## DESCRIPTION OF THE TASK
Reproduce the entries verbatim, beginning with the first line and continuing up to and including the line that contains "105, 319, 318]".

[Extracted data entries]
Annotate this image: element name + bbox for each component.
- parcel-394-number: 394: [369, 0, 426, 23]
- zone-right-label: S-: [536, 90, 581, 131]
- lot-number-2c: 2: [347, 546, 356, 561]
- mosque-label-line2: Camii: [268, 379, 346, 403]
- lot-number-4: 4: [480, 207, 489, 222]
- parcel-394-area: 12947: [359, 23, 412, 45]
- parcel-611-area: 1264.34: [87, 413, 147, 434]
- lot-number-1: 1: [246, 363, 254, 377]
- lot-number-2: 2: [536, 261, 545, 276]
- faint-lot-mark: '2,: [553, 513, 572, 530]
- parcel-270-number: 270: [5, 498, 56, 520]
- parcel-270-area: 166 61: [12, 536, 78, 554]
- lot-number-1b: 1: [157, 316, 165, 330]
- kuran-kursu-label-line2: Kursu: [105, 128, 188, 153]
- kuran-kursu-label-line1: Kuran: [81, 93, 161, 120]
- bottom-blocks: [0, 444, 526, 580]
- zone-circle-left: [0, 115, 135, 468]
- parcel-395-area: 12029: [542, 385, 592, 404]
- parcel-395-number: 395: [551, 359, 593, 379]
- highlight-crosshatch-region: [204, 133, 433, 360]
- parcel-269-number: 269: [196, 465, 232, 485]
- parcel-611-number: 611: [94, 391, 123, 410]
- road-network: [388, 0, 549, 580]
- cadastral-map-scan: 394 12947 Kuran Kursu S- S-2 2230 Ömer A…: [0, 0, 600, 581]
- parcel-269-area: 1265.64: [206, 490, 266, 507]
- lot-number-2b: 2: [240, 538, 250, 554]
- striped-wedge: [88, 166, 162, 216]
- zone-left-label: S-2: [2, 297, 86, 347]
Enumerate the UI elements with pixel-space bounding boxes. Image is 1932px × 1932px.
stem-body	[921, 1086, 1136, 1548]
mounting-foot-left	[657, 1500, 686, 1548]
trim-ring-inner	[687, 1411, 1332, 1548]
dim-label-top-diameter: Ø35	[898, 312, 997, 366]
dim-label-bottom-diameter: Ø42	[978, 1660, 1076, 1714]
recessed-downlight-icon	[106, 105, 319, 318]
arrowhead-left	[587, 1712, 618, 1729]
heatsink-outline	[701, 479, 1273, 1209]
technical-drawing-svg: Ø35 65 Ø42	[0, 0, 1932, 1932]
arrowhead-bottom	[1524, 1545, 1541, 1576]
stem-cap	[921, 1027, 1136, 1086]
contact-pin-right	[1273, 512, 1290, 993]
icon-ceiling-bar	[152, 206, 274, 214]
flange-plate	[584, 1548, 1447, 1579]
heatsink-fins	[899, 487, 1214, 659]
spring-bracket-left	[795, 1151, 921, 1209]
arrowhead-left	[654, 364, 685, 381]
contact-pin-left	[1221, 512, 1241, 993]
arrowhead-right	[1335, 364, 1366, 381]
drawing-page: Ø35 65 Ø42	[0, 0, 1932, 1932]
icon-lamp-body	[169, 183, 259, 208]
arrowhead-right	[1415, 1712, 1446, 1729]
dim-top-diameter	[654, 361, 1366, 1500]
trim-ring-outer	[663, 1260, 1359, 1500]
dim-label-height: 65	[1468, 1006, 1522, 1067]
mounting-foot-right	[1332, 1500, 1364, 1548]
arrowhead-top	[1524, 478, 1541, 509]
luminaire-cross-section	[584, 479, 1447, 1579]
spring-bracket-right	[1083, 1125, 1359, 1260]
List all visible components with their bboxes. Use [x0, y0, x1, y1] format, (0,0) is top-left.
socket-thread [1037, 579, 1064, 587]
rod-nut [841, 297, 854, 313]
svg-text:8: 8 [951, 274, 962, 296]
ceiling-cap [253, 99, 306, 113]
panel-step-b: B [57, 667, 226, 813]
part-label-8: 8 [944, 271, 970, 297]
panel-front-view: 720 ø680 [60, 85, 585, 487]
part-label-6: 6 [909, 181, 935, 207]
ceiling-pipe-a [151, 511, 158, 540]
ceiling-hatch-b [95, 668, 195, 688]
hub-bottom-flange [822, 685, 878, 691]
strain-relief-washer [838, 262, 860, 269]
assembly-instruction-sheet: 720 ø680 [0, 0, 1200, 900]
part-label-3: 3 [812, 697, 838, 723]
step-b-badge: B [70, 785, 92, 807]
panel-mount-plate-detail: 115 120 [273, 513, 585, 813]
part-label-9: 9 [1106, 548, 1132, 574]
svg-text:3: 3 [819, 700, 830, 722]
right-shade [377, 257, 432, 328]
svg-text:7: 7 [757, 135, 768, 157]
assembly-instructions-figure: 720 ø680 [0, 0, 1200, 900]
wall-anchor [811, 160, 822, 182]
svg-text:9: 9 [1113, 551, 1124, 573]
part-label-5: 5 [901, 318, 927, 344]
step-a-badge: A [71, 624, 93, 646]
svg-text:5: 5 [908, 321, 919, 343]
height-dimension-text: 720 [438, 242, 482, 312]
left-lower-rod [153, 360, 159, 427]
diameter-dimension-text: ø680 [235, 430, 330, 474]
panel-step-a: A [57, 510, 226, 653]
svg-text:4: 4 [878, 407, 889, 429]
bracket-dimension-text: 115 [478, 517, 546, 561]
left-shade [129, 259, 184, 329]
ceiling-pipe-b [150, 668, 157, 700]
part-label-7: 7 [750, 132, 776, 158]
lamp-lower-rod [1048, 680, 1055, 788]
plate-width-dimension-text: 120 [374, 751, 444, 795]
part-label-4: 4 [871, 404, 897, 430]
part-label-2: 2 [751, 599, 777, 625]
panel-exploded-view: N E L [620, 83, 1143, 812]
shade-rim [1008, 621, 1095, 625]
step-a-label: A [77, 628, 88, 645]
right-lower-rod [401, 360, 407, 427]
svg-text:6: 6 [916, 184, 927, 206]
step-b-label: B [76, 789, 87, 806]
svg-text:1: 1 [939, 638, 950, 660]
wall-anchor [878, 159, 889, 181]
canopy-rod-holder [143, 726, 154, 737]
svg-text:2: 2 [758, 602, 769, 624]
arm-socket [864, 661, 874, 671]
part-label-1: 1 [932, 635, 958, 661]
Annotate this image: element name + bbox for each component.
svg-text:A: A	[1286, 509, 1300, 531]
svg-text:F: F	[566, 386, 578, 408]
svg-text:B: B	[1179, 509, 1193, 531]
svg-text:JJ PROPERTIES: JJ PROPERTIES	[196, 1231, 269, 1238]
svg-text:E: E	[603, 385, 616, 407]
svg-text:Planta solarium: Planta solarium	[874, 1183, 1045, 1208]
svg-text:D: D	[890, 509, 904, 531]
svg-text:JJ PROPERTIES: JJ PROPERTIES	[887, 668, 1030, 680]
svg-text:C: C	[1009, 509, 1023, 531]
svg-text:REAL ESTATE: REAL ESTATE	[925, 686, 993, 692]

## ANSWER TO THIS PROBLEM
Annotate this image: element name + bbox for each component.
- parcel-394-number: 394: [369, 0, 426, 23]
- zone-right-label: S-: [536, 90, 581, 131]
- lot-number-2c: 2: [347, 546, 356, 561]
- mosque-label-line2: Camii: [268, 379, 346, 403]
- lot-number-4: 4: [480, 207, 489, 222]
- parcel-394-area: 12947: [359, 23, 412, 45]
- parcel-611-area: 1264.34: [87, 413, 147, 434]
- lot-number-1: 1: [246, 363, 254, 377]
- lot-number-2: 2: [536, 261, 545, 276]
- faint-lot-mark: '2,: [553, 513, 572, 530]
- parcel-270-number: 270: [5, 498, 56, 520]
- parcel-270-area: 166 61: [12, 536, 78, 554]
- lot-number-1b: 1: [157, 316, 165, 330]
- kuran-kursu-label-line2: Kursu: [105, 128, 188, 153]
- kuran-kursu-label-line1: Kuran: [81, 93, 161, 120]
- bottom-blocks: [0, 444, 526, 580]
- zone-circle-left: [0, 115, 135, 468]
- parcel-395-area: 12029: [542, 385, 592, 404]
- parcel-395-number: 395: [551, 359, 593, 379]
- highlight-crosshatch-region: [204, 133, 433, 360]
- parcel-269-number: 269: [196, 465, 232, 485]
- parcel-611-number: 611: [94, 391, 123, 410]
- road-network: [388, 0, 549, 580]
- cadastral-map-scan: 394 12947 Kuran Kursu S- S-2 2230 Ömer A…: [0, 0, 600, 581]
- parcel-269-area: 1265.64: [206, 490, 266, 507]
- lot-number-2b: 2: [240, 538, 250, 554]
- striped-wedge: [88, 166, 162, 216]
- zone-left-label: S-2: [2, 297, 86, 347]
Enumerate the UI elements with pixel-space bounding boxes. Image is 1932px × 1932px.
stem-body	[921, 1086, 1136, 1548]
mounting-foot-left	[657, 1500, 686, 1548]
trim-ring-inner	[687, 1411, 1332, 1548]
dim-label-top-diameter: Ø35	[898, 312, 997, 366]
dim-label-bottom-diameter: Ø42	[978, 1660, 1076, 1714]
recessed-downlight-icon	[106, 105, 319, 318]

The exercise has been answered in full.